— What to do —
Your task is to copy the listing exactly, with the pictures left out.
####################
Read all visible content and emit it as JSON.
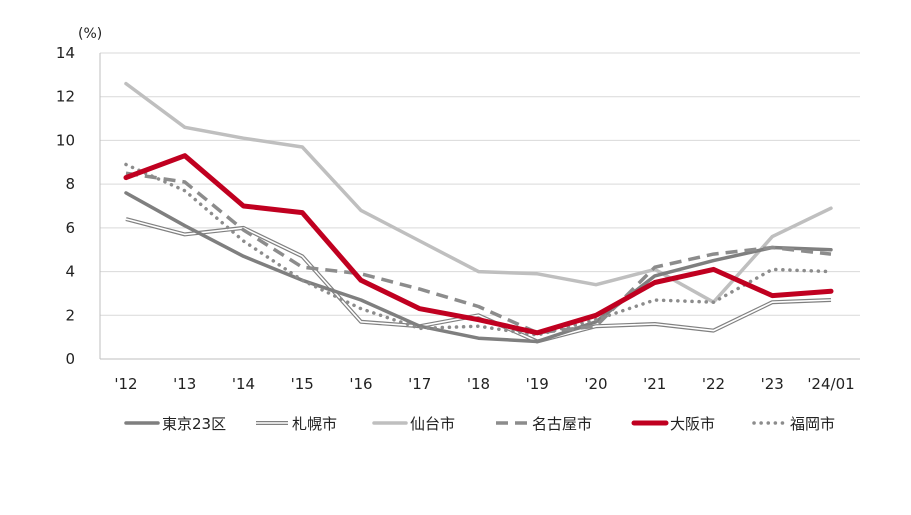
{
  "chart_data": {
    "type": "line",
    "unit_label": "(%)",
    "categories": [
      "'12",
      "'13",
      "'14",
      "'15",
      "'16",
      "'17",
      "'18",
      "'19",
      "'20",
      "'21",
      "'22",
      "'23",
      "'24/01"
    ],
    "ylim": [
      0,
      14
    ],
    "yticks": [
      "0",
      "2",
      "4",
      "6",
      "8",
      "10",
      "12",
      "14"
    ],
    "grid": "horizontal",
    "legend_position": "bottom",
    "series": [
      {
        "name": "東京23区",
        "color": "#7f7f7f",
        "style": "solid-thick",
        "values": [
          7.6,
          6.1,
          4.7,
          3.6,
          2.7,
          1.5,
          0.95,
          0.8,
          1.7,
          3.8,
          4.5,
          5.1,
          5.0
        ]
      },
      {
        "name": "札幌市",
        "color": "#808080",
        "style": "double",
        "values": [
          6.4,
          5.7,
          6.0,
          4.7,
          1.7,
          1.5,
          2.0,
          0.8,
          1.5,
          1.6,
          1.3,
          2.6,
          2.7
        ]
      },
      {
        "name": "仙台市",
        "color": "#bfbfbf",
        "style": "solid-thick",
        "values": [
          12.6,
          10.6,
          10.1,
          9.7,
          6.8,
          5.4,
          4.0,
          3.9,
          3.4,
          4.1,
          2.6,
          5.6,
          6.9
        ]
      },
      {
        "name": "名古屋市",
        "color": "#8c8c8c",
        "style": "dashed",
        "values": [
          8.5,
          8.1,
          5.9,
          4.2,
          3.9,
          3.2,
          2.4,
          1.2,
          1.5,
          4.2,
          4.8,
          5.1,
          4.8
        ]
      },
      {
        "name": "大阪市",
        "color": "#c00020",
        "style": "solid-bold",
        "values": [
          8.3,
          9.3,
          7.0,
          6.7,
          3.6,
          2.3,
          1.8,
          1.2,
          2.0,
          3.5,
          4.1,
          2.9,
          3.1
        ]
      },
      {
        "name": "福岡市",
        "color": "#8c8c8c",
        "style": "dotted",
        "values": [
          8.9,
          7.7,
          5.4,
          3.6,
          2.3,
          1.4,
          1.5,
          1.1,
          1.8,
          2.7,
          2.6,
          4.1,
          4.0
        ]
      }
    ]
  }
}
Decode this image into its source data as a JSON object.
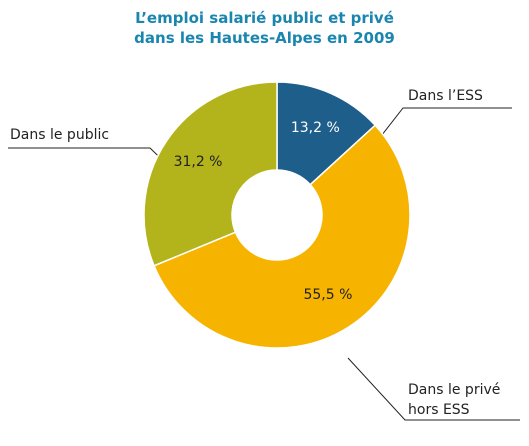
{
  "chart_data": {
    "type": "donut",
    "title": "L’emploi salarié public et privé\ndans les Hautes-Alpes en 2009",
    "categories": [
      "Dans l’ESS",
      "Dans le privé\nhors ESS",
      "Dans le public"
    ],
    "values": [
      13.2,
      55.5,
      31.2
    ],
    "value_labels": [
      "13,2 %",
      "55,5 %",
      "31,2 %"
    ],
    "colors": [
      "#1d5e8a",
      "#f6b400",
      "#b3b31b"
    ]
  }
}
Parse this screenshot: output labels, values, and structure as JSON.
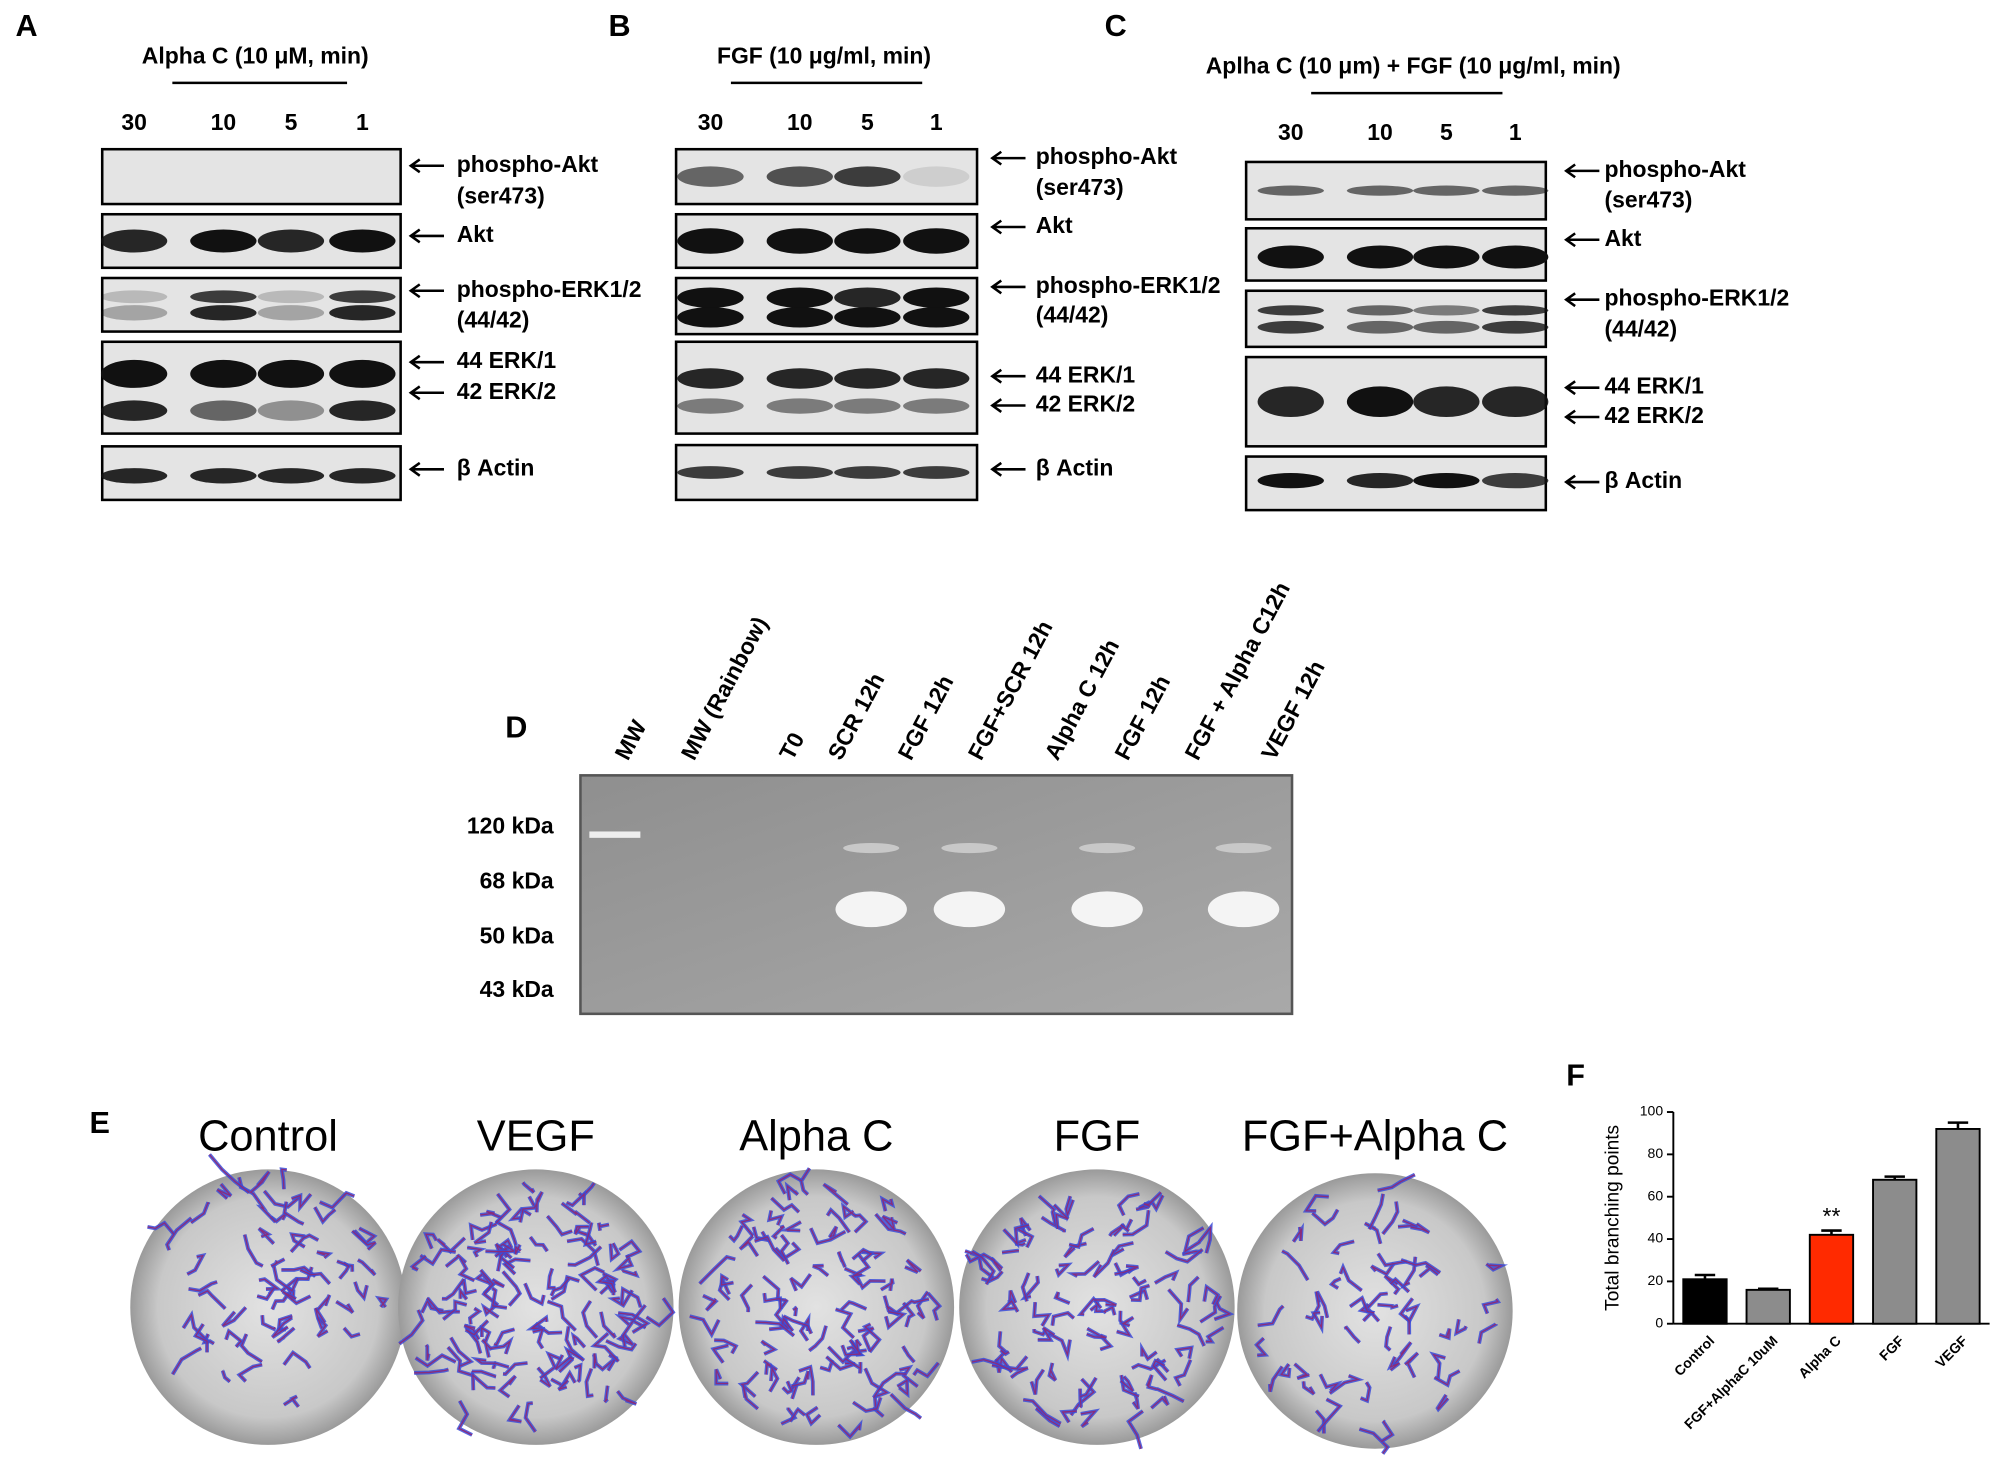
{
  "panel_a": {
    "letter": "A",
    "title": "Alpha C (10 μM, min)",
    "lanes": [
      "30",
      "10",
      "5",
      "1"
    ],
    "labels": [
      "phospho-Akt",
      "(ser473)",
      "Akt",
      "phospho-ERK1/2",
      "(44/42)",
      "44 ERK/1",
      "42 ERK/2",
      "β Actin"
    ]
  },
  "panel_b": {
    "letter": "B",
    "title": "FGF (10 μg/ml, min)",
    "lanes": [
      "30",
      "10",
      "5",
      "1"
    ],
    "labels": [
      "phospho-Akt",
      "(ser473)",
      "Akt",
      "phospho-ERK1/2",
      "(44/42)",
      "44 ERK/1",
      "42 ERK/2",
      "β Actin"
    ]
  },
  "panel_c": {
    "letter": "C",
    "title": "Aplha C  (10 μm) + FGF (10 μg/ml, min)",
    "lanes": [
      "30",
      "10",
      "5",
      "1"
    ],
    "labels": [
      "phospho-Akt",
      "(ser473)",
      "Akt",
      "phospho-ERK1/2",
      "(44/42)",
      "44 ERK/1",
      "42 ERK/2",
      "β Actin"
    ]
  },
  "panel_d": {
    "letter": "D",
    "lanes": [
      "MW",
      "MW (Rainbow)",
      "T0",
      "SCR 12h",
      "FGF 12h",
      "FGF+SCR 12h",
      "Alpha C 12h",
      "FGF 12h",
      "FGF + Alpha C12h",
      "VEGF 12h"
    ],
    "markers": [
      "120 kDa",
      "68 kDa",
      "50 kDa",
      "43 kDa"
    ]
  },
  "panel_e": {
    "letter": "E",
    "titles": [
      "Control",
      "VEGF",
      "Alpha C",
      "FGF",
      "FGF+Alpha C"
    ]
  },
  "panel_f": {
    "letter": "F"
  },
  "chart_data": {
    "type": "bar",
    "ylabel": "Total branching points",
    "categories": [
      "Control",
      "FGF+AlphaC 10uM",
      "Alpha C",
      "FGF",
      "VEGF"
    ],
    "values": [
      21,
      16,
      42,
      68,
      92
    ],
    "errors": [
      2,
      0.5,
      2,
      1.5,
      3
    ],
    "colors": [
      "#000000",
      "#8c8c8c",
      "#ff2a00",
      "#8c8c8c",
      "#8c8c8c"
    ],
    "annotations": [
      null,
      null,
      "**",
      null,
      null
    ],
    "ylim": [
      0,
      100
    ],
    "yticks": [
      0,
      20,
      40,
      60,
      80,
      100
    ]
  }
}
####################
— Solution for this exercise —
Read all visible content and emit it as JSON.
{
  "chart_data": {
    "type": "line",
    "unit_label": "(%)",
    "categories": [
      "'12",
      "'13",
      "'14",
      "'15",
      "'16",
      "'17",
      "'18",
      "'19",
      "'20",
      "'21",
      "'22",
      "'23",
      "'24/01"
    ],
    "ylim": [
      0,
      14
    ],
    "yticks": [
      "0",
      "2",
      "4",
      "6",
      "8",
      "10",
      "12",
      "14"
    ],
    "grid": "horizontal",
    "legend_position": "bottom",
    "series": [
      {
        "name": "東京23区",
        "color": "#7f7f7f",
        "style": "solid-thick",
        "values": [
          7.6,
          6.1,
          4.7,
          3.6,
          2.7,
          1.5,
          0.95,
          0.8,
          1.7,
          3.8,
          4.5,
          5.1,
          5.0
        ]
      },
      {
        "name": "札幌市",
        "color": "#808080",
        "style": "double",
        "values": [
          6.4,
          5.7,
          6.0,
          4.7,
          1.7,
          1.5,
          2.0,
          0.8,
          1.5,
          1.6,
          1.3,
          2.6,
          2.7
        ]
      },
      {
        "name": "仙台市",
        "color": "#bfbfbf",
        "style": "solid-thick",
        "values": [
          12.6,
          10.6,
          10.1,
          9.7,
          6.8,
          5.4,
          4.0,
          3.9,
          3.4,
          4.1,
          2.6,
          5.6,
          6.9
        ]
      },
      {
        "name": "名古屋市",
        "color": "#8c8c8c",
        "style": "dashed",
        "values": [
          8.5,
          8.1,
          5.9,
          4.2,
          3.9,
          3.2,
          2.4,
          1.2,
          1.5,
          4.2,
          4.8,
          5.1,
          4.8
        ]
      },
      {
        "name": "大阪市",
        "color": "#c00020",
        "style": "solid-bold",
        "values": [
          8.3,
          9.3,
          7.0,
          6.7,
          3.6,
          2.3,
          1.8,
          1.2,
          2.0,
          3.5,
          4.1,
          2.9,
          3.1
        ]
      },
      {
        "name": "福岡市",
        "color": "#8c8c8c",
        "style": "dotted",
        "values": [
          8.9,
          7.7,
          5.4,
          3.6,
          2.3,
          1.4,
          1.5,
          1.1,
          1.8,
          2.7,
          2.6,
          4.1,
          4.0
        ]
      }
    ]
  }
}
Decode this image into its source data as a JSON object.
{
  "chart_data": {
    "type": "donut",
    "title": "L’emploi salarié public et privé\ndans les Hautes-Alpes en 2009",
    "categories": [
      "Dans l’ESS",
      "Dans le privé\nhors ESS",
      "Dans le public"
    ],
    "values": [
      13.2,
      55.5,
      31.2
    ],
    "value_labels": [
      "13,2 %",
      "55,5 %",
      "31,2 %"
    ],
    "colors": [
      "#1d5e8a",
      "#f6b400",
      "#b3b31b"
    ]
  }
}
Parse this screenshot: output labels, values, and structure as JSON.
{
  "panel_a": {
    "letter": "A",
    "title": "Alpha C (10 μM, min)",
    "lanes": [
      "30",
      "10",
      "5",
      "1"
    ],
    "labels": [
      "phospho-Akt",
      "(ser473)",
      "Akt",
      "phospho-ERK1/2",
      "(44/42)",
      "44 ERK/1",
      "42 ERK/2",
      "β Actin"
    ]
  },
  "panel_b": {
    "letter": "B",
    "title": "FGF (10 μg/ml, min)",
    "lanes": [
      "30",
      "10",
      "5",
      "1"
    ],
    "labels": [
      "phospho-Akt",
      "(ser473)",
      "Akt",
      "phospho-ERK1/2",
      "(44/42)",
      "44 ERK/1",
      "42 ERK/2",
      "β Actin"
    ]
  },
  "panel_c": {
    "letter": "C",
    "title": "Aplha C  (10 μm) + FGF (10 μg/ml, min)",
    "lanes": [
      "30",
      "10",
      "5",
      "1"
    ],
    "labels": [
      "phospho-Akt",
      "(ser473)",
      "Akt",
      "phospho-ERK1/2",
      "(44/42)",
      "44 ERK/1",
      "42 ERK/2",
      "β Actin"
    ]
  },
  "panel_d": {
    "letter": "D",
    "lanes": [
      "MW",
      "MW (Rainbow)",
      "T0",
      "SCR 12h",
      "FGF 12h",
      "FGF+SCR 12h",
      "Alpha C 12h",
      "FGF 12h",
      "FGF + Alpha C12h",
      "VEGF 12h"
    ],
    "markers": [
      "120 kDa",
      "68 kDa",
      "50 kDa",
      "43 kDa"
    ]
  },
  "panel_e": {
    "letter": "E",
    "titles": [
      "Control",
      "VEGF",
      "Alpha C",
      "FGF",
      "FGF+Alpha C"
    ]
  },
  "panel_f": {
    "letter": "F"
  },
  "chart_data": {
    "type": "bar",
    "ylabel": "Total branching points",
    "categories": [
      "Control",
      "FGF+AlphaC 10uM",
      "Alpha C",
      "FGF",
      "VEGF"
    ],
    "values": [
      21,
      16,
      42,
      68,
      92
    ],
    "errors": [
      2,
      0.5,
      2,
      1.5,
      3
    ],
    "colors": [
      "#000000",
      "#8c8c8c",
      "#ff2a00",
      "#8c8c8c",
      "#8c8c8c"
    ],
    "annotations": [
      null,
      null,
      "**",
      null,
      null
    ],
    "ylim": [
      0,
      100
    ],
    "yticks": [
      0,
      20,
      40,
      60,
      80,
      100
    ]
  }
}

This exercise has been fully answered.